▸ Data records
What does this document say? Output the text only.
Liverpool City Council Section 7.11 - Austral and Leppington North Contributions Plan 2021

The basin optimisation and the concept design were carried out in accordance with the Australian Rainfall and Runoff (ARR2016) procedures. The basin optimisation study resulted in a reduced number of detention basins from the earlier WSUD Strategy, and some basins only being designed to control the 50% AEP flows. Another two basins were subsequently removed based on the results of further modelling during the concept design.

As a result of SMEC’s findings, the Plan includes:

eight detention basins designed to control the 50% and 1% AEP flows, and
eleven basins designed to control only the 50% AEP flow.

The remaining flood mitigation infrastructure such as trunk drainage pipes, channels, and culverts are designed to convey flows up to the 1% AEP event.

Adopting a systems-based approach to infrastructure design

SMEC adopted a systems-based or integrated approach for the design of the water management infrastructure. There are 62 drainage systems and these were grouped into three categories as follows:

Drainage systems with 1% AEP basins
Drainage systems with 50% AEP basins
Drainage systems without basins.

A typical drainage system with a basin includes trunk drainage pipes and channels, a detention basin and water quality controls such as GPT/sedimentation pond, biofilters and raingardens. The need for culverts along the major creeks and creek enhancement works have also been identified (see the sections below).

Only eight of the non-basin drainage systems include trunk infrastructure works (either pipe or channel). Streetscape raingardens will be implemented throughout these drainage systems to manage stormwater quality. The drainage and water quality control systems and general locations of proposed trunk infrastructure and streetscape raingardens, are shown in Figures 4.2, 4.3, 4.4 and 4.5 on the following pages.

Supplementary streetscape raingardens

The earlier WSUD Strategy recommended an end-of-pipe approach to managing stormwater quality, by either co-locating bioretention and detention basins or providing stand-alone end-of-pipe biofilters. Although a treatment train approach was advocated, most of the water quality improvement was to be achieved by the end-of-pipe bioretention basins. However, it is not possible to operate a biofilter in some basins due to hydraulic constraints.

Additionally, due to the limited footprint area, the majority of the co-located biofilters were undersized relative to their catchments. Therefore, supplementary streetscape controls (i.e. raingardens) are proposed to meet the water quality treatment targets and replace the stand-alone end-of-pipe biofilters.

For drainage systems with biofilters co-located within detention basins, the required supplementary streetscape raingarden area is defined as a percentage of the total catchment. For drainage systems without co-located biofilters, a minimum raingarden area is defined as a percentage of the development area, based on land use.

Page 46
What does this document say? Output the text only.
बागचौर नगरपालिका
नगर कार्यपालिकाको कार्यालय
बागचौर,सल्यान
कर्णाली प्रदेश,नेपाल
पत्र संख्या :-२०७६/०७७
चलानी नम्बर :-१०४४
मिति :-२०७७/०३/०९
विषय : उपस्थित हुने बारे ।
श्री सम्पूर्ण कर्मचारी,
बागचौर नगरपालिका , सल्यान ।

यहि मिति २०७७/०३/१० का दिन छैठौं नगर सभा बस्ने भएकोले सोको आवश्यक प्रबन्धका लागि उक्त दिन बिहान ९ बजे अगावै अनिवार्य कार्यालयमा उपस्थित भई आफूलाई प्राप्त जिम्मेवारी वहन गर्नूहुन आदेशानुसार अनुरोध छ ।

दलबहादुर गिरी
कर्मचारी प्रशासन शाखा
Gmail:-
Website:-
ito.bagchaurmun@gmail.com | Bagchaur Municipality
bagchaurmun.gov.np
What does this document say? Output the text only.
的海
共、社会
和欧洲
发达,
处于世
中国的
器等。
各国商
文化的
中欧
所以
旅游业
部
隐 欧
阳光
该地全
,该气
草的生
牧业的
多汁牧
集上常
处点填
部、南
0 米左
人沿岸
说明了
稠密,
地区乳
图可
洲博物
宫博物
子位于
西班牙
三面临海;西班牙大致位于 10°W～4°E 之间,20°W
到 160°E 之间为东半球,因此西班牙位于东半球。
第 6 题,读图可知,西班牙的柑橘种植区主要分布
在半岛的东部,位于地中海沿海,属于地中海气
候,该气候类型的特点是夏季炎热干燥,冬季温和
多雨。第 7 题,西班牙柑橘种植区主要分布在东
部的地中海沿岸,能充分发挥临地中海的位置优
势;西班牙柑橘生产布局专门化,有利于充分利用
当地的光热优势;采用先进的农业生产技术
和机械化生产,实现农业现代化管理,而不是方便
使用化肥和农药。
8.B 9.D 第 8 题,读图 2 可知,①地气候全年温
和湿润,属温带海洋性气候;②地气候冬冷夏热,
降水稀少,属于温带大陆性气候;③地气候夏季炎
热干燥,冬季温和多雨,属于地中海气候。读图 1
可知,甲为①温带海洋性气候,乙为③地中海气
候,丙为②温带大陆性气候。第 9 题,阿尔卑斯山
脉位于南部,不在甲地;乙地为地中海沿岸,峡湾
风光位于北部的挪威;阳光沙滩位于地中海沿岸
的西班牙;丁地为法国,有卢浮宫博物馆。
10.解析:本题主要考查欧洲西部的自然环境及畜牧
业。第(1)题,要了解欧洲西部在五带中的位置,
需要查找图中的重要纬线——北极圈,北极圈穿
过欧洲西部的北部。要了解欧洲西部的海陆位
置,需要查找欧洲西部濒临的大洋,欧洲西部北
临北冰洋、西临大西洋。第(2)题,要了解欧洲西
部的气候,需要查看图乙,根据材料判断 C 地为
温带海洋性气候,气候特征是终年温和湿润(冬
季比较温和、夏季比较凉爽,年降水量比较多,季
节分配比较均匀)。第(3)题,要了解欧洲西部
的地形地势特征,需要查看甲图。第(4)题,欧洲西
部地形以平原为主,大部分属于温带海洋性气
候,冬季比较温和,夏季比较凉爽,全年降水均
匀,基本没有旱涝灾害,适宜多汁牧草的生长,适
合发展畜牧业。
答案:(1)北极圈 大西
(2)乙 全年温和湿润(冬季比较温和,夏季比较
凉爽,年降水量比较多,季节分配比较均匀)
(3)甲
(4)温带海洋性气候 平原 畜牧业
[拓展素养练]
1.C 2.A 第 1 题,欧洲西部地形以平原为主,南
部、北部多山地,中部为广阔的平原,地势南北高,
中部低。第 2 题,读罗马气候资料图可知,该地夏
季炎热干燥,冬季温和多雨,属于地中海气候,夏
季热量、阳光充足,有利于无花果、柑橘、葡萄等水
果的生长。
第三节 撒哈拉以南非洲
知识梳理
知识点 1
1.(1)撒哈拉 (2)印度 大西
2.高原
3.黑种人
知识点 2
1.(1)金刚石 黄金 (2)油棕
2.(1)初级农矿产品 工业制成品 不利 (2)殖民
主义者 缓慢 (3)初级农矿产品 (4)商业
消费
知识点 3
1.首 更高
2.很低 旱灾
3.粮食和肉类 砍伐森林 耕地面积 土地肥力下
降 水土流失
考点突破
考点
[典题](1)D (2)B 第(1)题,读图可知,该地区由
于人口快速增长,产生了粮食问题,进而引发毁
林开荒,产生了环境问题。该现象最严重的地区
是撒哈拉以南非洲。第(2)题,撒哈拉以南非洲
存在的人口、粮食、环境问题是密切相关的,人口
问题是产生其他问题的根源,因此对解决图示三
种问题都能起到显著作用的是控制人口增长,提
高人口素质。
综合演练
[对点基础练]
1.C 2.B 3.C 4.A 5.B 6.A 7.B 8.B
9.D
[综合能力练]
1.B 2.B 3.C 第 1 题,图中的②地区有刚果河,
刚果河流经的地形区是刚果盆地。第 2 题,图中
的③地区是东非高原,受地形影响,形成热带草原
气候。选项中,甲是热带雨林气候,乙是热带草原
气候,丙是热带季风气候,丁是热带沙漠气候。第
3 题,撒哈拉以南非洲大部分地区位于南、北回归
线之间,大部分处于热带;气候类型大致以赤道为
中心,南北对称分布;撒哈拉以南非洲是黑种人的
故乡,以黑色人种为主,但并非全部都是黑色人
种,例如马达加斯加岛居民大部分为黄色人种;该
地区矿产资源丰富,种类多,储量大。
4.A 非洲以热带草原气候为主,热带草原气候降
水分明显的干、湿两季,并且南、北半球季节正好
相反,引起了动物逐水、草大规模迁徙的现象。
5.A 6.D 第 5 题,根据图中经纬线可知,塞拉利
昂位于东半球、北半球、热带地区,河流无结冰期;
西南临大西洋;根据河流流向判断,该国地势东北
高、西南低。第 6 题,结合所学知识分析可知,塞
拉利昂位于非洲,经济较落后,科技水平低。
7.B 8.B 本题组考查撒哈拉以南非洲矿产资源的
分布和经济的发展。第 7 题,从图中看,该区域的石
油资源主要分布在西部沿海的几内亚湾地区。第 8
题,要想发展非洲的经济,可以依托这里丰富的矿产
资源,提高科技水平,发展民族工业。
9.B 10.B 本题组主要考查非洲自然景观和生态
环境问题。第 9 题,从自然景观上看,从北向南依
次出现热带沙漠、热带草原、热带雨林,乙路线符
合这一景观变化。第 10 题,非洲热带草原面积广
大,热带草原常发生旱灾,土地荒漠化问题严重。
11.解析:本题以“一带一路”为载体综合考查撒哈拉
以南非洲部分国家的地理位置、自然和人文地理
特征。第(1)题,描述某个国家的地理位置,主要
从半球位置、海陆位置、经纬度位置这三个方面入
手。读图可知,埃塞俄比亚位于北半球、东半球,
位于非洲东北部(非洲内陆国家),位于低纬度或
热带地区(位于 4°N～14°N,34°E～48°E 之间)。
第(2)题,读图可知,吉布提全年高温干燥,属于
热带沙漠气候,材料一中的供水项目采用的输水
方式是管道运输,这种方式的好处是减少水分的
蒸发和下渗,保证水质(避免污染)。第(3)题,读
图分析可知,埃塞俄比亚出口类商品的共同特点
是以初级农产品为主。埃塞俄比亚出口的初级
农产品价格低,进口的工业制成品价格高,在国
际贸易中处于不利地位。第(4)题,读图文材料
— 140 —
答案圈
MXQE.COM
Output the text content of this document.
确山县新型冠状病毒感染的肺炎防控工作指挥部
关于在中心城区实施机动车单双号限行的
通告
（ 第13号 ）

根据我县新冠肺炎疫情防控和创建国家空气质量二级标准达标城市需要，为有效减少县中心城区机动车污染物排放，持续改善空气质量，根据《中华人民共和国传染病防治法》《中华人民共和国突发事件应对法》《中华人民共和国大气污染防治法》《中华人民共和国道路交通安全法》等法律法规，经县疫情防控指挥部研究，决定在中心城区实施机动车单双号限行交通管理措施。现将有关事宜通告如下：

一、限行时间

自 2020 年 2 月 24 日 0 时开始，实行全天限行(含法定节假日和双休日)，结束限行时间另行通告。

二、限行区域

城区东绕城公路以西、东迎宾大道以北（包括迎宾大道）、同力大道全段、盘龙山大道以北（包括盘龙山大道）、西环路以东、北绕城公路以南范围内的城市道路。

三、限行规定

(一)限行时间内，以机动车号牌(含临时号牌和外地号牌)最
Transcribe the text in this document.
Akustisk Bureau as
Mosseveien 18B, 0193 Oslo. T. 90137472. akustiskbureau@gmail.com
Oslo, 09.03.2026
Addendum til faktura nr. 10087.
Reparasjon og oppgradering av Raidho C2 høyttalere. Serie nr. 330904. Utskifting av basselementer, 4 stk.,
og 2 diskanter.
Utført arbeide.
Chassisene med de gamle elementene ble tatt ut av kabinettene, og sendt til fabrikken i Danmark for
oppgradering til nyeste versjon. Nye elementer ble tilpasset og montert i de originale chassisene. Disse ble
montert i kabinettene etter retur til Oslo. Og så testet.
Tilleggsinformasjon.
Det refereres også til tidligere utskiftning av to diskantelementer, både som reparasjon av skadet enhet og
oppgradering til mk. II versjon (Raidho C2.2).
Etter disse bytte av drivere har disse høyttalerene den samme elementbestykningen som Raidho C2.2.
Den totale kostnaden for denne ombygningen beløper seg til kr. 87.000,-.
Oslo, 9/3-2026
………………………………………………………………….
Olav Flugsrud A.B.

▸ What the exercise asks
Find "channels". Copy every line it occurs in.

▸ Expected answer
The remaining flood mitigation infrastructure such as trunk drainage pipes, channels, and culverts are designed to convey flows up to the 1% AEP event.
A typical drainage system with a basin includes trunk drainage pipes and channels, a detention basin and water quality controls such as GPT/sedimentation pond, biofilters and raingardens. The need for culverts along the major creeks and creek enhancement works have also been identified (see the sections below).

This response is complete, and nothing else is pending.